▸ What you need to do: The records below should be written out again, exactly.

▸ Exercise data:

========================

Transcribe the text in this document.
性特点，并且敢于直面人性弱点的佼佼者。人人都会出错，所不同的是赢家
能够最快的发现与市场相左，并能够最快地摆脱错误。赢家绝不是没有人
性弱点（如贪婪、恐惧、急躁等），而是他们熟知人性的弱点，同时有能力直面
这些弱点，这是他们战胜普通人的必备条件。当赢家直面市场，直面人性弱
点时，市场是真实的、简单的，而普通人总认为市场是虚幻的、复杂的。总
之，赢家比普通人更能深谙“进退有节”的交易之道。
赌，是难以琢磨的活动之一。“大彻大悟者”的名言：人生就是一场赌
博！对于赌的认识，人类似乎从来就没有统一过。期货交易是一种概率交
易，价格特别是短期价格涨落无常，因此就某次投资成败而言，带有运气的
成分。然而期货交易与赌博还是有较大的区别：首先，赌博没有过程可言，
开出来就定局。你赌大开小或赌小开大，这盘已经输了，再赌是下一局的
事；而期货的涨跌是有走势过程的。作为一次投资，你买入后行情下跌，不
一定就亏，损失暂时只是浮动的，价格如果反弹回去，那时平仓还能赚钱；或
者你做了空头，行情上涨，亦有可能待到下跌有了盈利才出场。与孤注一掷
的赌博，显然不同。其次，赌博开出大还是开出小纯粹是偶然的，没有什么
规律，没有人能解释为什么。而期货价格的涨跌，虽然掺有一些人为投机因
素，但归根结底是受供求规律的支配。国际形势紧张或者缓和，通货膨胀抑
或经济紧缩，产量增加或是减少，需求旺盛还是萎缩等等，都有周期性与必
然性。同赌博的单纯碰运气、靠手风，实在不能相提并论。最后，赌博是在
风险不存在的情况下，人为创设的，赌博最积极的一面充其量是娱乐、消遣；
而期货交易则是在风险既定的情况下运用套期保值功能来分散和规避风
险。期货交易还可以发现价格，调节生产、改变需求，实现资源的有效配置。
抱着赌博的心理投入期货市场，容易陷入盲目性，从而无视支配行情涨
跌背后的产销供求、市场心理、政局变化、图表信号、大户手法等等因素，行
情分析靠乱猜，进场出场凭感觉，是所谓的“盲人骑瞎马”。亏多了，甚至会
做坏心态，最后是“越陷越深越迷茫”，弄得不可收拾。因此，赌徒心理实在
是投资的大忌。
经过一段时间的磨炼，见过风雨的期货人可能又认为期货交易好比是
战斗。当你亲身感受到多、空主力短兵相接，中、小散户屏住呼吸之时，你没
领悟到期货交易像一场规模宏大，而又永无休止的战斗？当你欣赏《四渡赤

========================

▸ Task solution:
Transcribe the text in this document.
性特点，并且敢于直面人性弱点的佼佼者。人人都会出错，所不同的是赢家
能够最快的发现与市场相左，并能够最快地摆脱错误。赢家绝不是没有人
性弱点（如贪婪、恐惧、急躁等），而是他们熟知人性的弱点，同时有能力直面
这些弱点，这是他们战胜普通人的必备条件。当赢家直面市场，直面人性弱
点时，市场是真实的、简单的，而普通人总认为市场是虚幻的、复杂的。总
之，赢家比普通人更能深谙“进退有节”的交易之道。
赌，是难以琢磨的活动之一。“大彻大悟者”的名言：人生就是一场赌
博！对于赌的认识，人类似乎从来就没有统一过。期货交易是一种概率交
易，价格特别是短期价格涨落无常，因此就某次投资成败而言，带有运气的
成分。然而期货交易与赌博还是有较大的区别：首先，赌博没有过程可言，
开出来就定局。你赌大开小或赌小开大，这盘已经输了，再赌是下一局的
事；而期货的涨跌是有走势过程的。作为一次投资，你买入后行情下跌，不
一定就亏，损失暂时只是浮动的，价格如果反弹回去，那时平仓还能赚钱；或
者你做了空头，行情上涨，亦有可能待到下跌有了盈利才出场。与孤注一掷
的赌博，显然不同。其次，赌博开出大还是开出小纯粹是偶然的，没有什么
规律，没有人能解释为什么。而期货价格的涨跌，虽然掺有一些人为投机因
素，但归根结底是受供求规律的支配。国际形势紧张或者缓和，通货膨胀抑
或经济紧缩，产量增加或是减少，需求旺盛还是萎缩等等，都有周期性与必
然性。同赌博的单纯碰运气、靠手风，实在不能相提并论。最后，赌博是在
风险不存在的情况下，人为创设的，赌博最积极的一面充其量是娱乐、消遣；
而期货交易则是在风险既定的情况下运用套期保值功能来分散和规避风
险。期货交易还可以发现价格，调节生产、改变需求，实现资源的有效配置。
抱着赌博的心理投入期货市场，容易陷入盲目性，从而无视支配行情涨
跌背后的产销供求、市场心理、政局变化、图表信号、大户手法等等因素，行
情分析靠乱猜，进场出场凭感觉，是所谓的“盲人骑瞎马”。亏多了，甚至会
做坏心态，最后是“越陷越深越迷茫”，弄得不可收拾。因此，赌徒心理实在
是投资的大忌。
经过一段时间的磨炼，见过风雨的期货人可能又认为期货交易好比是
战斗。当你亲身感受到多、空主力短兵相接，中、小散户屏住呼吸之时，你没
领悟到期货交易像一场规模宏大，而又永无休止的战斗？当你欣赏《四渡赤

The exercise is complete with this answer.